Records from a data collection
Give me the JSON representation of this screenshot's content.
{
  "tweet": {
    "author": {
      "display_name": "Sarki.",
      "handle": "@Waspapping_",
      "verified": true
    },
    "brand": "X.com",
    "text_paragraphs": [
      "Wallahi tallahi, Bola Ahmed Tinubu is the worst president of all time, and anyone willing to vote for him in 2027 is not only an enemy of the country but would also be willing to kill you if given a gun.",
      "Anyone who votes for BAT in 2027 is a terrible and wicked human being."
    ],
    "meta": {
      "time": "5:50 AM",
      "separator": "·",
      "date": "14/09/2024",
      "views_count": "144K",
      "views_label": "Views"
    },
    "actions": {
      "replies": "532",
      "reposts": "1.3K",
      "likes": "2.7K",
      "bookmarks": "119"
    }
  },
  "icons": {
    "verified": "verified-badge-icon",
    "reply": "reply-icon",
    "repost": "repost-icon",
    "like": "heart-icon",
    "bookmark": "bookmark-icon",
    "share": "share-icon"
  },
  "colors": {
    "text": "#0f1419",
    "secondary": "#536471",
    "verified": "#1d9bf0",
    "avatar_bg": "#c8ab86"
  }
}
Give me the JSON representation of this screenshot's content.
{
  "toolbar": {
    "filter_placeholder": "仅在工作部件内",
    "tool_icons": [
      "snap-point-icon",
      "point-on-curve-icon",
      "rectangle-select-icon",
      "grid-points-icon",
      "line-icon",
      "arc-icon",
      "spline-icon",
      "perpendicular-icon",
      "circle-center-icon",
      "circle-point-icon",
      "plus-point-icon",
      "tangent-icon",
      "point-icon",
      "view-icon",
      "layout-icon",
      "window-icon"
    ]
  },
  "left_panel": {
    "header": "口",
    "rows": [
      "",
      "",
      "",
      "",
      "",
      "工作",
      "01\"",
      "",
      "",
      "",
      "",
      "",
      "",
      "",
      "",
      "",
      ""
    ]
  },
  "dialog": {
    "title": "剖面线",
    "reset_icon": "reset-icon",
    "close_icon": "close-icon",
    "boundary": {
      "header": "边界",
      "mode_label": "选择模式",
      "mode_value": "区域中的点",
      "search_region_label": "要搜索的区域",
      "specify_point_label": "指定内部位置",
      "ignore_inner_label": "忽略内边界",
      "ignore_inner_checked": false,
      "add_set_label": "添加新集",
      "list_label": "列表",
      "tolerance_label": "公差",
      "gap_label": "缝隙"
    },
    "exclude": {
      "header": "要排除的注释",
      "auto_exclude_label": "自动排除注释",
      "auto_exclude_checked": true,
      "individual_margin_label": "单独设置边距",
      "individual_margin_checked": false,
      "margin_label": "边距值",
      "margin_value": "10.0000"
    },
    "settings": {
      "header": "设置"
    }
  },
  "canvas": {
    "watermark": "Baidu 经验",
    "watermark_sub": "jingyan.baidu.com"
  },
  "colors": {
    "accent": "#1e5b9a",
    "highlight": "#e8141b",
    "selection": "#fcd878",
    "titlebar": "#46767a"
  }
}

▶ **Aim of the exercise**: Using the listing, say how many lines include the word "false", and add nothing else.

▶ **Written solution**: 2